WHAT TO WORK ON :: Will you transcribe all the entries word for word, skipping the pictures they hold?

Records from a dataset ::
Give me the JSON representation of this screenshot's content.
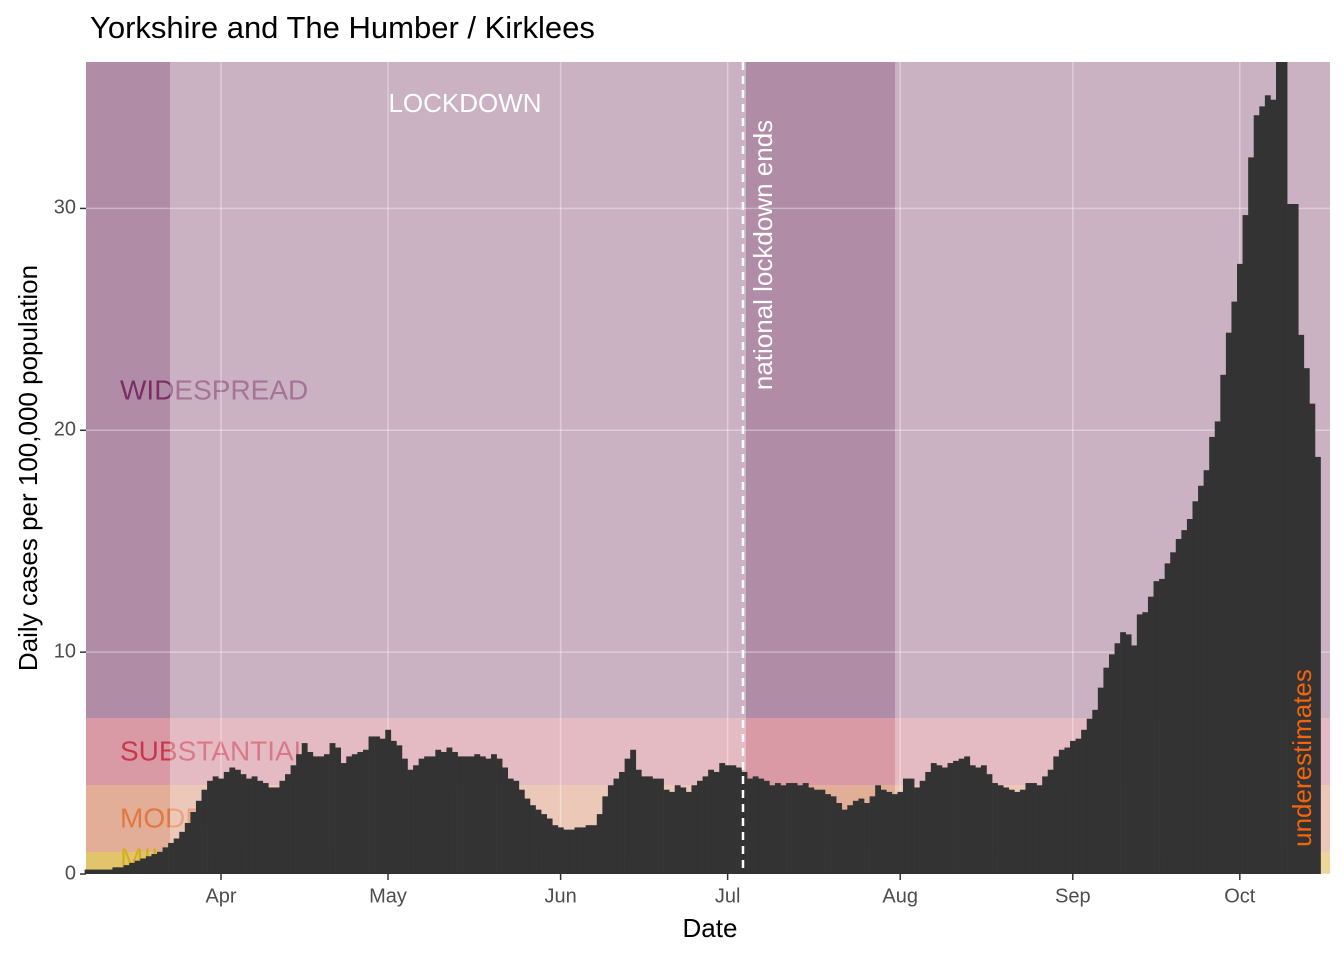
{
  "chart_data": {
    "type": "bar",
    "title": "Yorkshire and The Humber / Kirklees",
    "x_label": "Date",
    "y_label": "Daily cases per 100,000 population",
    "color": "#333333",
    "values": [
      0.2,
      0.2,
      0.2,
      0.2,
      0.2,
      0.3,
      0.3,
      0.4,
      0.5,
      0.6,
      0.7,
      0.8,
      0.9,
      1.0,
      1.2,
      1.4,
      1.6,
      1.9,
      2.3,
      2.8,
      3.3,
      3.8,
      4.2,
      4.4,
      4.3,
      4.6,
      4.8,
      4.7,
      4.5,
      4.3,
      4.4,
      4.2,
      4.1,
      3.9,
      3.9,
      4.2,
      4.5,
      4.9,
      5.4,
      5.9,
      5.5,
      5.3,
      5.3,
      5.4,
      5.9,
      5.7,
      5.0,
      5.3,
      5.4,
      5.5,
      5.6,
      6.2,
      6.2,
      6.1,
      6.5,
      6.0,
      5.8,
      5.2,
      4.7,
      4.9,
      5.2,
      5.3,
      5.3,
      5.6,
      5.5,
      5.7,
      5.5,
      5.3,
      5.3,
      5.3,
      5.4,
      5.3,
      5.2,
      5.4,
      5.2,
      4.8,
      4.3,
      4.2,
      3.8,
      3.4,
      3.1,
      2.9,
      2.7,
      2.5,
      2.2,
      2.1,
      2.0,
      2.0,
      2.1,
      2.1,
      2.2,
      2.2,
      2.7,
      3.5,
      4.0,
      4.3,
      4.6,
      5.2,
      5.6,
      4.7,
      4.4,
      4.4,
      4.3,
      4.3,
      3.8,
      3.7,
      4.0,
      3.9,
      3.7,
      4.0,
      4.2,
      4.4,
      4.7,
      4.6,
      5.0,
      4.9,
      4.9,
      4.8,
      4.6,
      4.3,
      4.4,
      4.3,
      4.2,
      4.0,
      4.1,
      4.0,
      4.1,
      4.1,
      4.0,
      4.1,
      3.9,
      3.8,
      3.8,
      3.6,
      3.5,
      3.2,
      2.9,
      3.1,
      3.3,
      3.4,
      3.2,
      3.5,
      4.0,
      3.8,
      3.7,
      3.6,
      3.7,
      4.3,
      4.3,
      3.9,
      4.2,
      4.6,
      5.0,
      4.9,
      4.8,
      5.0,
      5.1,
      5.2,
      5.3,
      4.9,
      4.8,
      4.9,
      4.5,
      4.1,
      4.0,
      3.9,
      3.8,
      3.7,
      3.8,
      4.1,
      4.1,
      4.0,
      4.4,
      4.7,
      5.3,
      5.6,
      5.7,
      6.0,
      6.1,
      6.5,
      7.0,
      7.4,
      8.4,
      9.3,
      9.9,
      10.4,
      10.9,
      10.8,
      10.3,
      11.7,
      11.8,
      12.5,
      13.2,
      13.3,
      14.0,
      14.5,
      15.1,
      15.5,
      16.0,
      16.8,
      17.5,
      18.2,
      19.7,
      20.4,
      22.5,
      24.4,
      25.8,
      27.5,
      29.7,
      32.3,
      34.2,
      34.6,
      35.1,
      34.9,
      36.6,
      36.6,
      30.2,
      30.2,
      24.3,
      22.8,
      21.2,
      18.8
    ],
    "xlim": [
      -0.25,
      223.2
    ],
    "xticks": [
      {
        "value": 24,
        "label": "Apr"
      },
      {
        "value": 54,
        "label": "May"
      },
      {
        "value": 85,
        "label": "Jun"
      },
      {
        "value": 115,
        "label": "Jul"
      },
      {
        "value": 146,
        "label": "Aug"
      },
      {
        "value": 177,
        "label": "Sep"
      },
      {
        "value": 207,
        "label": "Oct"
      }
    ],
    "ylim": [
      0,
      36.6
    ],
    "yticks": [
      0,
      10,
      20,
      30
    ],
    "grid": true,
    "bands": [
      "WIDESPREAD",
      "SUBSTANTIAL",
      "MODERATE",
      "MILD"
    ],
    "annotations": [
      "LOCKDOWN",
      "national lockdown ends",
      "underestimates"
    ]
  }
}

TASK RESULT ::
Give me the JSON representation of this screenshot's content.
{
  "chart_data": {
    "type": "bar",
    "title": "Yorkshire and The Humber / Kirklees",
    "x_label": "Date",
    "y_label": "Daily cases per 100,000 population",
    "color": "#333333",
    "values": [
      0.2,
      0.2,
      0.2,
      0.2,
      0.2,
      0.3,
      0.3,
      0.4,
      0.5,
      0.6,
      0.7,
      0.8,
      0.9,
      1.0,
      1.2,
      1.4,
      1.6,
      1.9,
      2.3,
      2.8,
      3.3,
      3.8,
      4.2,
      4.4,
      4.3,
      4.6,
      4.8,
      4.7,
      4.5,
      4.3,
      4.4,
      4.2,
      4.1,
      3.9,
      3.9,
      4.2,
      4.5,
      4.9,
      5.4,
      5.9,
      5.5,
      5.3,
      5.3,
      5.4,
      5.9,
      5.7,
      5.0,
      5.3,
      5.4,
      5.5,
      5.6,
      6.2,
      6.2,
      6.1,
      6.5,
      6.0,
      5.8,
      5.2,
      4.7,
      4.9,
      5.2,
      5.3,
      5.3,
      5.6,
      5.5,
      5.7,
      5.5,
      5.3,
      5.3,
      5.3,
      5.4,
      5.3,
      5.2,
      5.4,
      5.2,
      4.8,
      4.3,
      4.2,
      3.8,
      3.4,
      3.1,
      2.9,
      2.7,
      2.5,
      2.2,
      2.1,
      2.0,
      2.0,
      2.1,
      2.1,
      2.2,
      2.2,
      2.7,
      3.5,
      4.0,
      4.3,
      4.6,
      5.2,
      5.6,
      4.7,
      4.4,
      4.4,
      4.3,
      4.3,
      3.8,
      3.7,
      4.0,
      3.9,
      3.7,
      4.0,
      4.2,
      4.4,
      4.7,
      4.6,
      5.0,
      4.9,
      4.9,
      4.8,
      4.6,
      4.3,
      4.4,
      4.3,
      4.2,
      4.0,
      4.1,
      4.0,
      4.1,
      4.1,
      4.0,
      4.1,
      3.9,
      3.8,
      3.8,
      3.6,
      3.5,
      3.2,
      2.9,
      3.1,
      3.3,
      3.4,
      3.2,
      3.5,
      4.0,
      3.8,
      3.7,
      3.6,
      3.7,
      4.3,
      4.3,
      3.9,
      4.2,
      4.6,
      5.0,
      4.9,
      4.8,
      5.0,
      5.1,
      5.2,
      5.3,
      4.9,
      4.8,
      4.9,
      4.5,
      4.1,
      4.0,
      3.9,
      3.8,
      3.7,
      3.8,
      4.1,
      4.1,
      4.0,
      4.4,
      4.7,
      5.3,
      5.6,
      5.7,
      6.0,
      6.1,
      6.5,
      7.0,
      7.4,
      8.4,
      9.3,
      9.9,
      10.4,
      10.9,
      10.8,
      10.3,
      11.7,
      11.8,
      12.5,
      13.2,
      13.3,
      14.0,
      14.5,
      15.1,
      15.5,
      16.0,
      16.8,
      17.5,
      18.2,
      19.7,
      20.4,
      22.5,
      24.4,
      25.8,
      27.5,
      29.7,
      32.3,
      34.2,
      34.6,
      35.1,
      34.9,
      36.6,
      36.6,
      30.2,
      30.2,
      24.3,
      22.8,
      21.2,
      18.8
    ],
    "xlim": [
      -0.25,
      223.2
    ],
    "xticks": [
      {
        "value": 24,
        "label": "Apr"
      },
      {
        "value": 54,
        "label": "May"
      },
      {
        "value": 85,
        "label": "Jun"
      },
      {
        "value": 115,
        "label": "Jul"
      },
      {
        "value": 146,
        "label": "Aug"
      },
      {
        "value": 177,
        "label": "Sep"
      },
      {
        "value": 207,
        "label": "Oct"
      }
    ],
    "ylim": [
      0,
      36.6
    ],
    "yticks": [
      0,
      10,
      20,
      30
    ],
    "grid": true,
    "bands": [
      "WIDESPREAD",
      "SUBSTANTIAL",
      "MODERATE",
      "MILD"
    ],
    "annotations": [
      "LOCKDOWN",
      "national lockdown ends",
      "underestimates"
    ]
  }
}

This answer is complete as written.